Problem requirements
Lines before the one containing "Read this page and output its text content." are left out; copy that line and every later line through the end of the data exactly.
- - - - -
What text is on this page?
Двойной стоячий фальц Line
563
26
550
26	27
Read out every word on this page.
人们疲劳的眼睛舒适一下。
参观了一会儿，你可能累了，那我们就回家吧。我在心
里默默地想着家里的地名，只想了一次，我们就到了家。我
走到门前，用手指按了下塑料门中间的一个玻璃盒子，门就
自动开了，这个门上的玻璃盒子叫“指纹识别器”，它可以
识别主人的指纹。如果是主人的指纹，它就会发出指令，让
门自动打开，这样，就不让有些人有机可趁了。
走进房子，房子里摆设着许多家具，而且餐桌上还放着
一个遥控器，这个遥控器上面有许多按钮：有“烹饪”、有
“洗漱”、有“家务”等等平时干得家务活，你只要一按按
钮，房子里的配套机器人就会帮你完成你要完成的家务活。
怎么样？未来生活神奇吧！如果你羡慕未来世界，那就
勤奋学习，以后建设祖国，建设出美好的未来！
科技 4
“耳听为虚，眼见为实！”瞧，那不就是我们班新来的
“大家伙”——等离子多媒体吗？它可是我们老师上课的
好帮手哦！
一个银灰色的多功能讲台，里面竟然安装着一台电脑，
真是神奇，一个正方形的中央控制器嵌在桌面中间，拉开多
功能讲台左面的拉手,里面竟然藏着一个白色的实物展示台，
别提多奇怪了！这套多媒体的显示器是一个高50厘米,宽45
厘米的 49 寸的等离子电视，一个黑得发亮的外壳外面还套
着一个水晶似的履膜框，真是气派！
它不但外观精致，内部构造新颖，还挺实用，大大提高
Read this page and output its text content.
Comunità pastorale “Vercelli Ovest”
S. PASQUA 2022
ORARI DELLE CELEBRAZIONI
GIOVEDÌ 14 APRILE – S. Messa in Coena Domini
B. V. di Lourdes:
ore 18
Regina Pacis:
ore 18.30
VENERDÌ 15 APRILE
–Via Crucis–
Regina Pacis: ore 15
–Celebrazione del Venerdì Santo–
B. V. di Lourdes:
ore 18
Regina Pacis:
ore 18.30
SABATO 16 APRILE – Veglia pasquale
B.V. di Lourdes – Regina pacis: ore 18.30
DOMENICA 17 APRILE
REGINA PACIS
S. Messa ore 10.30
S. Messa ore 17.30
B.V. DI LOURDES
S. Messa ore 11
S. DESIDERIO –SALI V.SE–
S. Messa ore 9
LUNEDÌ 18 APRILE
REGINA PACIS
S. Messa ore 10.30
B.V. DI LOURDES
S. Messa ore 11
- - - - -
In response
Read this page and output its text content.
Comunità pastorale “Vercelli Ovest”
S. PASQUA 2022
ORARI DELLE CELEBRAZIONI
GIOVEDÌ 14 APRILE – S. Messa in Coena Domini
B. V. di Lourdes:
ore 18
Regina Pacis:
ore 18.30
VENERDÌ 15 APRILE
–Via Crucis–
Regina Pacis: ore 15
–Celebrazione del Venerdì Santo–
B. V. di Lourdes:
ore 18
Regina Pacis:
ore 18.30
SABATO 16 APRILE – Veglia pasquale
B.V. di Lourdes – Regina pacis: ore 18.30
DOMENICA 17 APRILE
REGINA PACIS
S. Messa ore 10.30
S. Messa ore 17.30
B.V. DI LOURDES
S. Messa ore 11
S. DESIDERIO –SALI V.SE–
S. Messa ore 9
LUNEDÌ 18 APRILE
REGINA PACIS
S. Messa ore 10.30
B.V. DI LOURDES
S. Messa ore 11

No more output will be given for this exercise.